= Text section =
=== Begin Enclosure ===

Researchers have identified a gene that is associated with taller noses in humans and found it likely comes from Neanderthals, an extinct hominin group intimately related to our own species.
Neanderthals (Homo neanderthalensis) died off around 40,000 years ago, making them the most recent hominin species to go extinct. But, in a way, they are still around, since most humans today are walking around with Neanderthal DNA. Lots of interbreeding between Homo sapiens and Neanderthals may have resulted in their species being subsumed by ours.
Long stereotyped as brutish oafs, Neanderthals were actually highly sociable and intelligent. Physically speaking, they were shorter than modern humans, with barrel chests and pronounced brows. They also had broad, tall nasal passages, which the researchers believe has resulted in the nose shape of many people today.
In their new research, published today in Communications Biology, the interdisciplinary team studied genetic information from 6,000 modern humans of mixed European, Native American, and African ancestry from Latin America. They then cross-referenced the genetic findings with measurements of the individuals’ facial features, especially of their noses.

=== End Enclosure ===

List every physical feature that the passage on the Neanderthal nose gene attributes to Neanderthals.

(Document structure recognition data)
=== Begin Enclosure ===

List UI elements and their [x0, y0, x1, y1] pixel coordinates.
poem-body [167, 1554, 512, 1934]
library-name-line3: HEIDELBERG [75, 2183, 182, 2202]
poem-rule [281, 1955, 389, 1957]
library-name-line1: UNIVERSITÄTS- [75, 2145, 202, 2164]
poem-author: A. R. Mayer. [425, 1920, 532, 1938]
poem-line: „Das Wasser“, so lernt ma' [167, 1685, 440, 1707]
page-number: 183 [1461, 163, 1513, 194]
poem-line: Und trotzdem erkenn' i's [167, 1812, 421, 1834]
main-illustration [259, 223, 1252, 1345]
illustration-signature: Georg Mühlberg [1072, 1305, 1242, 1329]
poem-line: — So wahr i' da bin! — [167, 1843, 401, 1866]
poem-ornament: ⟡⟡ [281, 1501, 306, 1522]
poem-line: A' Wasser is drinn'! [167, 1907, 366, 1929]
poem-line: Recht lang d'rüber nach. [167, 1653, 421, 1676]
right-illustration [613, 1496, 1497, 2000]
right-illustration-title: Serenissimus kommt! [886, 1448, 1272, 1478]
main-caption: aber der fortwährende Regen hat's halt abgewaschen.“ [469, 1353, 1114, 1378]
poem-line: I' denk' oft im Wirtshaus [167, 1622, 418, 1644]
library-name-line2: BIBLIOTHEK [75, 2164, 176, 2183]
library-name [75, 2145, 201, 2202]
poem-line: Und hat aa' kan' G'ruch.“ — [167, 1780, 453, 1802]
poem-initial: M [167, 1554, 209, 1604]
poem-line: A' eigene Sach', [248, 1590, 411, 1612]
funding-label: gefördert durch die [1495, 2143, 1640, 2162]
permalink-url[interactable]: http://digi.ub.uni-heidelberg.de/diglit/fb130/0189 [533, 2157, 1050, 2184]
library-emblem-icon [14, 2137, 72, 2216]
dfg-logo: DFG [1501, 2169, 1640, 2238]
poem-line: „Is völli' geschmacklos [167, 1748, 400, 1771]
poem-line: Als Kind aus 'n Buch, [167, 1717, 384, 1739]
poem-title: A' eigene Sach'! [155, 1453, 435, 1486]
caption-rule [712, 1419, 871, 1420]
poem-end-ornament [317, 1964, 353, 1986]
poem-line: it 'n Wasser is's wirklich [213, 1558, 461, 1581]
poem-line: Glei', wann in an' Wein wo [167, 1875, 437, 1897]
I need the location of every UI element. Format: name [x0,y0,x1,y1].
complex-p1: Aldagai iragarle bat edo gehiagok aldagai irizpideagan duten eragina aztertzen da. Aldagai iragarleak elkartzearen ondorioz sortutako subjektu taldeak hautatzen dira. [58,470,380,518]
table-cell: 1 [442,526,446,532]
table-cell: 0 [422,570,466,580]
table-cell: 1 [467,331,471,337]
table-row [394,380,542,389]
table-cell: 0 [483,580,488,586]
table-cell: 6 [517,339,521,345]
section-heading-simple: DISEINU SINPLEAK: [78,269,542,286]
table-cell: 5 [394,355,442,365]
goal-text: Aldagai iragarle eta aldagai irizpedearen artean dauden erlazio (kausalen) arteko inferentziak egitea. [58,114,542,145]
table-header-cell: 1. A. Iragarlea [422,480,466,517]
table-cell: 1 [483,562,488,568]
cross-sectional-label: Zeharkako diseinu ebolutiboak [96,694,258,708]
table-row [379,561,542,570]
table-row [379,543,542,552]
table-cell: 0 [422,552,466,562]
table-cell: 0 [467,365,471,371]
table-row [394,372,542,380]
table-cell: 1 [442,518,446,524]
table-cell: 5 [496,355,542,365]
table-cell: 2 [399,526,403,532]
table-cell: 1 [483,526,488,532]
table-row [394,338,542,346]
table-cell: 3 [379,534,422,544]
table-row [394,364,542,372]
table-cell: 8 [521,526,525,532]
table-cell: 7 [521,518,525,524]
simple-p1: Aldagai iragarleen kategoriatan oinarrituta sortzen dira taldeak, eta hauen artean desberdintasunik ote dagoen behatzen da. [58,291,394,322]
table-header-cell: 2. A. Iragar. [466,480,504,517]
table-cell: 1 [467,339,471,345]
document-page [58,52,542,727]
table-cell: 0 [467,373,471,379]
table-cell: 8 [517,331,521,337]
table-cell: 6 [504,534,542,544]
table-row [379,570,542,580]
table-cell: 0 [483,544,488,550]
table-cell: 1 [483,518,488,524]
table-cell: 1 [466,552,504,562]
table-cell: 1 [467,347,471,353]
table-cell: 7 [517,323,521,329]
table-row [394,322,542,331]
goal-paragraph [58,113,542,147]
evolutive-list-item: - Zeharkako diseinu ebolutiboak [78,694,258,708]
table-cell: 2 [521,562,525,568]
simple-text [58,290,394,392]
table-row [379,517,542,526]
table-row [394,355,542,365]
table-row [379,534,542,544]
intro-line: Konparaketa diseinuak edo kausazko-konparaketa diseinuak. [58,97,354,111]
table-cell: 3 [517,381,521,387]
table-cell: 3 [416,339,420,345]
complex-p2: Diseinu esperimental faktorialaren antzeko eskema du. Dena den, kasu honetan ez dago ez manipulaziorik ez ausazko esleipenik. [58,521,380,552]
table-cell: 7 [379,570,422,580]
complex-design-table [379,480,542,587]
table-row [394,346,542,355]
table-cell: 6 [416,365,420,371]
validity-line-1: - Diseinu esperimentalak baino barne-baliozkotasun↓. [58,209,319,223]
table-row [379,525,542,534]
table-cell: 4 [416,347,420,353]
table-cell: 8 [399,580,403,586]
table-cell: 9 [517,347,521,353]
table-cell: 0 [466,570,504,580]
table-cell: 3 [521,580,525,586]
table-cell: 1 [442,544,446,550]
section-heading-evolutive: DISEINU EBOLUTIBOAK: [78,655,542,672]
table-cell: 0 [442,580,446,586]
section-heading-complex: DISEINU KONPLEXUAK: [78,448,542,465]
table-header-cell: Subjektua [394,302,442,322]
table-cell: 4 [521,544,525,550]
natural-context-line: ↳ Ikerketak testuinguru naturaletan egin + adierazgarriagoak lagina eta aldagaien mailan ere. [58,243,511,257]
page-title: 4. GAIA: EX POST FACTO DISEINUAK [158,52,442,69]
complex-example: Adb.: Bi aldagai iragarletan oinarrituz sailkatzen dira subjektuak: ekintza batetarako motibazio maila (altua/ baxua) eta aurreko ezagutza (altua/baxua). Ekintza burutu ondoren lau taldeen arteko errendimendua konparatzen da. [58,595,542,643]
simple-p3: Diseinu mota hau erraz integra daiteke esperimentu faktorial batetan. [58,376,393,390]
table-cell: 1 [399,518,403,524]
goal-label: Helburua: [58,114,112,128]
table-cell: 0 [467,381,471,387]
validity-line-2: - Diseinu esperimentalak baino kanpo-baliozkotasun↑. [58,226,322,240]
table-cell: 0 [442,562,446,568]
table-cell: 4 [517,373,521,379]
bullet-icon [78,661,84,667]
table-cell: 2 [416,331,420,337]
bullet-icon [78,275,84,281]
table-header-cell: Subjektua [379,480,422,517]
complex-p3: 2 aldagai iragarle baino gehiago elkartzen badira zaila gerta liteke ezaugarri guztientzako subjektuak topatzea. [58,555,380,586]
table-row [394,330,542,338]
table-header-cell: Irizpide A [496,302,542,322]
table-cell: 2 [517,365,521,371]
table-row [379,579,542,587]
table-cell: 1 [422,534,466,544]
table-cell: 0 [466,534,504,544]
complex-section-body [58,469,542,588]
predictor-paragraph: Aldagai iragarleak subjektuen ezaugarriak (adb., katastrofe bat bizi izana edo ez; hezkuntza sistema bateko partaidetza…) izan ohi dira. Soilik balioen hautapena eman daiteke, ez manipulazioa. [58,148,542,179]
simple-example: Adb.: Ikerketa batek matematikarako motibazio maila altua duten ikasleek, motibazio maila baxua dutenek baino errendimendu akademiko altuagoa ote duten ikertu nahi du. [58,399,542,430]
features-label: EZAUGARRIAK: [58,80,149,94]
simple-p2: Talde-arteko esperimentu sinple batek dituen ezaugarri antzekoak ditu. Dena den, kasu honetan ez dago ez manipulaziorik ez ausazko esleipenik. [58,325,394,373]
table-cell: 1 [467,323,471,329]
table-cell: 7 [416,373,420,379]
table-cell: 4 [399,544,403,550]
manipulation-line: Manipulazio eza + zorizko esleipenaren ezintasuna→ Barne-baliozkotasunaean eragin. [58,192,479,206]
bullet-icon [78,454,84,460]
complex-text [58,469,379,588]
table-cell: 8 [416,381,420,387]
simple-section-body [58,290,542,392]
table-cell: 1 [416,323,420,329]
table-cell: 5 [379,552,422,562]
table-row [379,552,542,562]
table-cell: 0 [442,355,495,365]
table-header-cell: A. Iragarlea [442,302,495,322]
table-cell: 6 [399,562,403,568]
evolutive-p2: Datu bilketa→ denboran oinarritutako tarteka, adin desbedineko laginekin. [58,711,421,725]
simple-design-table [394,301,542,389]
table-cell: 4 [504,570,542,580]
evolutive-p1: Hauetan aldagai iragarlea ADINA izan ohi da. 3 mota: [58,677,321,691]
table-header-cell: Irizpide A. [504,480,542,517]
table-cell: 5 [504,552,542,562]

=== End Enclosure ===

= Reply to the exercise =
- Shorter than modern humans
- Barrel chests
- Pronounced brows
- Broad, tall nasal passages